--- START OF Provided data ---

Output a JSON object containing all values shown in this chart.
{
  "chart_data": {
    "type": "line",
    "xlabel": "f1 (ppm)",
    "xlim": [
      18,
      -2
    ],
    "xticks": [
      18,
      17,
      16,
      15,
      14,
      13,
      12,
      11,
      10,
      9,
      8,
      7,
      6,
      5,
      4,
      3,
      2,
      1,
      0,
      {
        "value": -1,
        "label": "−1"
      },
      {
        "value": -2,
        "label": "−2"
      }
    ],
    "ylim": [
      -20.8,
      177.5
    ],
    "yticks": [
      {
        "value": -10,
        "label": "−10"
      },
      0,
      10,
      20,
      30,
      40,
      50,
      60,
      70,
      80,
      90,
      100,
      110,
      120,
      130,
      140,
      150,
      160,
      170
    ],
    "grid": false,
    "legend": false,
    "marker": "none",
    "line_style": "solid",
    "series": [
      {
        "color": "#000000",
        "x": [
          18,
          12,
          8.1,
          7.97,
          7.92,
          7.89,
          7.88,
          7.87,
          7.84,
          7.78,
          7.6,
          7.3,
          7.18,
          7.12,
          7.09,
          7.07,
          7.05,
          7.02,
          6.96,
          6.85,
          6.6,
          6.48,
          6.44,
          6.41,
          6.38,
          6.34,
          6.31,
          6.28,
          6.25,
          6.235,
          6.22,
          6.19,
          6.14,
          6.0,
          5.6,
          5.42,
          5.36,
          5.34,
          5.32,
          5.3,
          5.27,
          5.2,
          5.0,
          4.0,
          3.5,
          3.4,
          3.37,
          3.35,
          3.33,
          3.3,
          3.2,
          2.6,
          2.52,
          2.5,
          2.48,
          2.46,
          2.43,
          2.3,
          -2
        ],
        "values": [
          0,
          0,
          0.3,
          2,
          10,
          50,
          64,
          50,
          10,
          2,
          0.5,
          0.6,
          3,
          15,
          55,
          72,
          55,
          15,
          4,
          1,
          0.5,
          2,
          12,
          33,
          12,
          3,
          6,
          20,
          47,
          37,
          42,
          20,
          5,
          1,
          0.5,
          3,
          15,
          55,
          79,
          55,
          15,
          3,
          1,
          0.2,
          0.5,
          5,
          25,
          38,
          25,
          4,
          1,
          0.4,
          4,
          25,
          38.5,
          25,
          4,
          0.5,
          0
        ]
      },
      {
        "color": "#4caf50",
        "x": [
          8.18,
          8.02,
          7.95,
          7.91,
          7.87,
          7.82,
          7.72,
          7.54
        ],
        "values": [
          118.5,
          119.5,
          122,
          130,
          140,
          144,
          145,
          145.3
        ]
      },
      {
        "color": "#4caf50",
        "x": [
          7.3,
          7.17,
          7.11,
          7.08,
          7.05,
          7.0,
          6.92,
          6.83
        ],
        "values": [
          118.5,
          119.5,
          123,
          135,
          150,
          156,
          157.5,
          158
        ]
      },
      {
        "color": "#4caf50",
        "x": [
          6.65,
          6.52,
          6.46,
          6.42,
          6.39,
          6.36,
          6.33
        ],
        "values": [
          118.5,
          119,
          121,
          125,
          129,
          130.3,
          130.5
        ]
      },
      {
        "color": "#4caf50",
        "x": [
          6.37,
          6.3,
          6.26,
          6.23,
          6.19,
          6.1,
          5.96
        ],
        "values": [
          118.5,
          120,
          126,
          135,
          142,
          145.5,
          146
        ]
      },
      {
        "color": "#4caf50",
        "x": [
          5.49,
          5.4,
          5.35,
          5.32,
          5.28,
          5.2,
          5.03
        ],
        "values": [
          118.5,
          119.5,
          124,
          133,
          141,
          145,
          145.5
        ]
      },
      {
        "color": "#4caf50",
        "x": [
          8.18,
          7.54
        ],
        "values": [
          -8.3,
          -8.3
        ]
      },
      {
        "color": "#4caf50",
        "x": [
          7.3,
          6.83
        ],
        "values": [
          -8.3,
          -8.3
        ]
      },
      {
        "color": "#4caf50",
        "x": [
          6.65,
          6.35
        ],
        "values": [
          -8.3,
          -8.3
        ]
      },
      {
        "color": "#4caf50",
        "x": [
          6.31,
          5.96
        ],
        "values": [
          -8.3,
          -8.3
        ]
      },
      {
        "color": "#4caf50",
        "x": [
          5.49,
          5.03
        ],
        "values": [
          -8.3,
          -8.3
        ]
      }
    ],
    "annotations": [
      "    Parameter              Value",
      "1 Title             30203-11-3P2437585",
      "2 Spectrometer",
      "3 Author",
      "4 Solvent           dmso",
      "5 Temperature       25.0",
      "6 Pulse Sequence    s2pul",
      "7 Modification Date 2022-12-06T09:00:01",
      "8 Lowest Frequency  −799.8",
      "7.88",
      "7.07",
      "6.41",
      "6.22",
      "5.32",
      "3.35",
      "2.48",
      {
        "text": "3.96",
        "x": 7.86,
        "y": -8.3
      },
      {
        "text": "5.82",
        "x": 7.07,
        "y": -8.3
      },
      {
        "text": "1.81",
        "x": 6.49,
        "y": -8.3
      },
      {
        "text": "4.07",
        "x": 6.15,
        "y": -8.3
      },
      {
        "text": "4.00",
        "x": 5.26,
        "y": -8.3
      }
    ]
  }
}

--- END OF Provided data ---

== What is required ==
Reproduce every line of the material above exactly.

== Task output ==
Output a JSON object containing all values shown in this chart.
{
  "chart_data": {
    "type": "line",
    "xlabel": "f1 (ppm)",
    "xlim": [
      18,
      -2
    ],
    "xticks": [
      18,
      17,
      16,
      15,
      14,
      13,
      12,
      11,
      10,
      9,
      8,
      7,
      6,
      5,
      4,
      3,
      2,
      1,
      0,
      {
        "value": -1,
        "label": "−1"
      },
      {
        "value": -2,
        "label": "−2"
      }
    ],
    "ylim": [
      -20.8,
      177.5
    ],
    "yticks": [
      {
        "value": -10,
        "label": "−10"
      },
      0,
      10,
      20,
      30,
      40,
      50,
      60,
      70,
      80,
      90,
      100,
      110,
      120,
      130,
      140,
      150,
      160,
      170
    ],
    "grid": false,
    "legend": false,
    "marker": "none",
    "line_style": "solid",
    "series": [
      {
        "color": "#000000",
        "x": [
          18,
          12,
          8.1,
          7.97,
          7.92,
          7.89,
          7.88,
          7.87,
          7.84,
          7.78,
          7.6,
          7.3,
          7.18,
          7.12,
          7.09,
          7.07,
          7.05,
          7.02,
          6.96,
          6.85,
          6.6,
          6.48,
          6.44,
          6.41,
          6.38,
          6.34,
          6.31,
          6.28,
          6.25,
          6.235,
          6.22,
          6.19,
          6.14,
          6.0,
          5.6,
          5.42,
          5.36,
          5.34,
          5.32,
          5.3,
          5.27,
          5.2,
          5.0,
          4.0,
          3.5,
          3.4,
          3.37,
          3.35,
          3.33,
          3.3,
          3.2,
          2.6,
          2.52,
          2.5,
          2.48,
          2.46,
          2.43,
          2.3,
          -2
        ],
        "values": [
          0,
          0,
          0.3,
          2,
          10,
          50,
          64,
          50,
          10,
          2,
          0.5,
          0.6,
          3,
          15,
          55,
          72,
          55,
          15,
          4,
          1,
          0.5,
          2,
          12,
          33,
          12,
          3,
          6,
          20,
          47,
          37,
          42,
          20,
          5,
          1,
          0.5,
          3,
          15,
          55,
          79,
          55,
          15,
          3,
          1,
          0.2,
          0.5,
          5,
          25,
          38,
          25,
          4,
          1,
          0.4,
          4,
          25,
          38.5,
          25,
          4,
          0.5,
          0
        ]
      },
      {
        "color": "#4caf50",
        "x": [
          8.18,
          8.02,
          7.95,
          7.91,
          7.87,
          7.82,
          7.72,
          7.54
        ],
        "values": [
          118.5,
          119.5,
          122,
          130,
          140,
          144,
          145,
          145.3
        ]
      },
      {
        "color": "#4caf50",
        "x": [
          7.3,
          7.17,
          7.11,
          7.08,
          7.05,
          7.0,
          6.92,
          6.83
        ],
        "values": [
          118.5,
          119.5,
          123,
          135,
          150,
          156,
          157.5,
          158
        ]
      },
      {
        "color": "#4caf50",
        "x": [
          6.65,
          6.52,
          6.46,
          6.42,
          6.39,
          6.36,
          6.33
        ],
        "values": [
          118.5,
          119,
          121,
          125,
          129,
          130.3,
          130.5
        ]
      },
      {
        "color": "#4caf50",
        "x": [
          6.37,
          6.3,
          6.26,
          6.23,
          6.19,
          6.1,
          5.96
        ],
        "values": [
          118.5,
          120,
          126,
          135,
          142,
          145.5,
          146
        ]
      },
      {
        "color": "#4caf50",
        "x": [
          5.49,
          5.4,
          5.35,
          5.32,
          5.28,
          5.2,
          5.03
        ],
        "values": [
          118.5,
          119.5,
          124,
          133,
          141,
          145,
          145.5
        ]
      },
      {
        "color": "#4caf50",
        "x": [
          8.18,
          7.54
        ],
        "values": [
          -8.3,
          -8.3
        ]
      },
      {
        "color": "#4caf50",
        "x": [
          7.3,
          6.83
        ],
        "values": [
          -8.3,
          -8.3
        ]
      },
      {
        "color": "#4caf50",
        "x": [
          6.65,
          6.35
        ],
        "values": [
          -8.3,
          -8.3
        ]
      },
      {
        "color": "#4caf50",
        "x": [
          6.31,
          5.96
        ],
        "values": [
          -8.3,
          -8.3
        ]
      },
      {
        "color": "#4caf50",
        "x": [
          5.49,
          5.03
        ],
        "values": [
          -8.3,
          -8.3
        ]
      }
    ],
    "annotations": [
      "    Parameter              Value",
      "1 Title             30203-11-3P2437585",
      "2 Spectrometer",
      "3 Author",
      "4 Solvent           dmso",
      "5 Temperature       25.0",
      "6 Pulse Sequence    s2pul",
      "7 Modification Date 2022-12-06T09:00:01",
      "8 Lowest Frequency  −799.8",
      "7.88",
      "7.07",
      "6.41",
      "6.22",
      "5.32",
      "3.35",
      "2.48",
      {
        "text": "3.96",
        "x": 7.86,
        "y": -8.3
      },
      {
        "text": "5.82",
        "x": 7.07,
        "y": -8.3
      },
      {
        "text": "1.81",
        "x": 6.49,
        "y": -8.3
      },
      {
        "text": "4.07",
        "x": 6.15,
        "y": -8.3
      },
      {
        "text": "4.00",
        "x": 5.26,
        "y": -8.3
      }
    ]
  }
}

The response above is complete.